INSTRUCTIONS FOR THE TASK — Provide an exact copy of the data, excluding the images.

DATA —
• • •

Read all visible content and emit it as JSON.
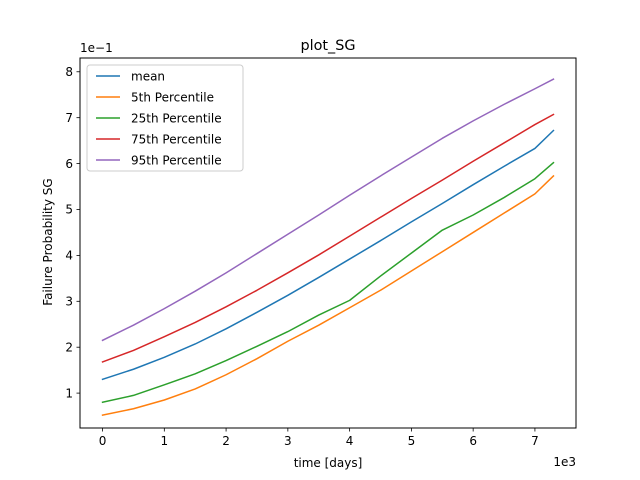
{
  "chart_data": {
    "type": "line",
    "title": "plot_SG",
    "xlabel": "time [days]",
    "ylabel": "Failure Probability SG",
    "x_offset_text": "1e3",
    "y_offset_text": "1e−1",
    "xlim": [
      -0.365,
      7.665
    ],
    "ylim": [
      0.24,
      8.3
    ],
    "x_ticks": [
      0,
      1,
      2,
      3,
      4,
      5,
      6,
      7
    ],
    "y_ticks": [
      1,
      2,
      3,
      4,
      5,
      6,
      7,
      8
    ],
    "x_tick_labels": [
      "0",
      "1",
      "2",
      "3",
      "4",
      "5",
      "6",
      "7"
    ],
    "y_tick_labels": [
      "1",
      "2",
      "3",
      "4",
      "5",
      "6",
      "7",
      "8"
    ],
    "grid": false,
    "legend_position": "top-left",
    "x": [
      0,
      0.5,
      1,
      1.5,
      2,
      2.5,
      3,
      3.5,
      4,
      4.5,
      5,
      5.5,
      6,
      6.5,
      7,
      7.3
    ],
    "series": [
      {
        "name": "mean",
        "color": "#1f77b4",
        "values": [
          1.3,
          1.52,
          1.78,
          2.07,
          2.4,
          2.76,
          3.13,
          3.52,
          3.92,
          4.32,
          4.73,
          5.13,
          5.54,
          5.94,
          6.33,
          6.72
        ]
      },
      {
        "name": "5th Percentile",
        "color": "#ff7f0e",
        "values": [
          0.52,
          0.66,
          0.85,
          1.09,
          1.4,
          1.75,
          2.13,
          2.48,
          2.86,
          3.24,
          3.66,
          4.08,
          4.5,
          4.92,
          5.34,
          5.73
        ]
      },
      {
        "name": "25th Percentile",
        "color": "#2ca02c",
        "values": [
          0.8,
          0.95,
          1.18,
          1.42,
          1.71,
          2.02,
          2.34,
          2.7,
          3.02,
          3.55,
          4.05,
          4.55,
          4.88,
          5.26,
          5.67,
          6.02
        ]
      },
      {
        "name": "75th Percentile",
        "color": "#d62728",
        "values": [
          1.68,
          1.93,
          2.23,
          2.54,
          2.88,
          3.24,
          3.62,
          4.01,
          4.42,
          4.83,
          5.24,
          5.64,
          6.05,
          6.45,
          6.85,
          7.07
        ]
      },
      {
        "name": "95th Percentile",
        "color": "#9467bd",
        "values": [
          2.15,
          2.48,
          2.84,
          3.22,
          3.62,
          4.04,
          4.46,
          4.88,
          5.31,
          5.73,
          6.14,
          6.55,
          6.93,
          7.29,
          7.63,
          7.84
        ]
      }
    ]
  }
}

• • •

THE ANSWER —
Read all visible content and emit it as JSON.
{
  "chart_data": {
    "type": "line",
    "title": "plot_SG",
    "xlabel": "time [days]",
    "ylabel": "Failure Probability SG",
    "x_offset_text": "1e3",
    "y_offset_text": "1e−1",
    "xlim": [
      -0.365,
      7.665
    ],
    "ylim": [
      0.24,
      8.3
    ],
    "x_ticks": [
      0,
      1,
      2,
      3,
      4,
      5,
      6,
      7
    ],
    "y_ticks": [
      1,
      2,
      3,
      4,
      5,
      6,
      7,
      8
    ],
    "x_tick_labels": [
      "0",
      "1",
      "2",
      "3",
      "4",
      "5",
      "6",
      "7"
    ],
    "y_tick_labels": [
      "1",
      "2",
      "3",
      "4",
      "5",
      "6",
      "7",
      "8"
    ],
    "grid": false,
    "legend_position": "top-left",
    "x": [
      0,
      0.5,
      1,
      1.5,
      2,
      2.5,
      3,
      3.5,
      4,
      4.5,
      5,
      5.5,
      6,
      6.5,
      7,
      7.3
    ],
    "series": [
      {
        "name": "mean",
        "color": "#1f77b4",
        "values": [
          1.3,
          1.52,
          1.78,
          2.07,
          2.4,
          2.76,
          3.13,
          3.52,
          3.92,
          4.32,
          4.73,
          5.13,
          5.54,
          5.94,
          6.33,
          6.72
        ]
      },
      {
        "name": "5th Percentile",
        "color": "#ff7f0e",
        "values": [
          0.52,
          0.66,
          0.85,
          1.09,
          1.4,
          1.75,
          2.13,
          2.48,
          2.86,
          3.24,
          3.66,
          4.08,
          4.5,
          4.92,
          5.34,
          5.73
        ]
      },
      {
        "name": "25th Percentile",
        "color": "#2ca02c",
        "values": [
          0.8,
          0.95,
          1.18,
          1.42,
          1.71,
          2.02,
          2.34,
          2.7,
          3.02,
          3.55,
          4.05,
          4.55,
          4.88,
          5.26,
          5.67,
          6.02
        ]
      },
      {
        "name": "75th Percentile",
        "color": "#d62728",
        "values": [
          1.68,
          1.93,
          2.23,
          2.54,
          2.88,
          3.24,
          3.62,
          4.01,
          4.42,
          4.83,
          5.24,
          5.64,
          6.05,
          6.45,
          6.85,
          7.07
        ]
      },
      {
        "name": "95th Percentile",
        "color": "#9467bd",
        "values": [
          2.15,
          2.48,
          2.84,
          3.22,
          3.62,
          4.04,
          4.46,
          4.88,
          5.31,
          5.73,
          6.14,
          6.55,
          6.93,
          7.29,
          7.63,
          7.84
        ]
      }
    ]
  }
}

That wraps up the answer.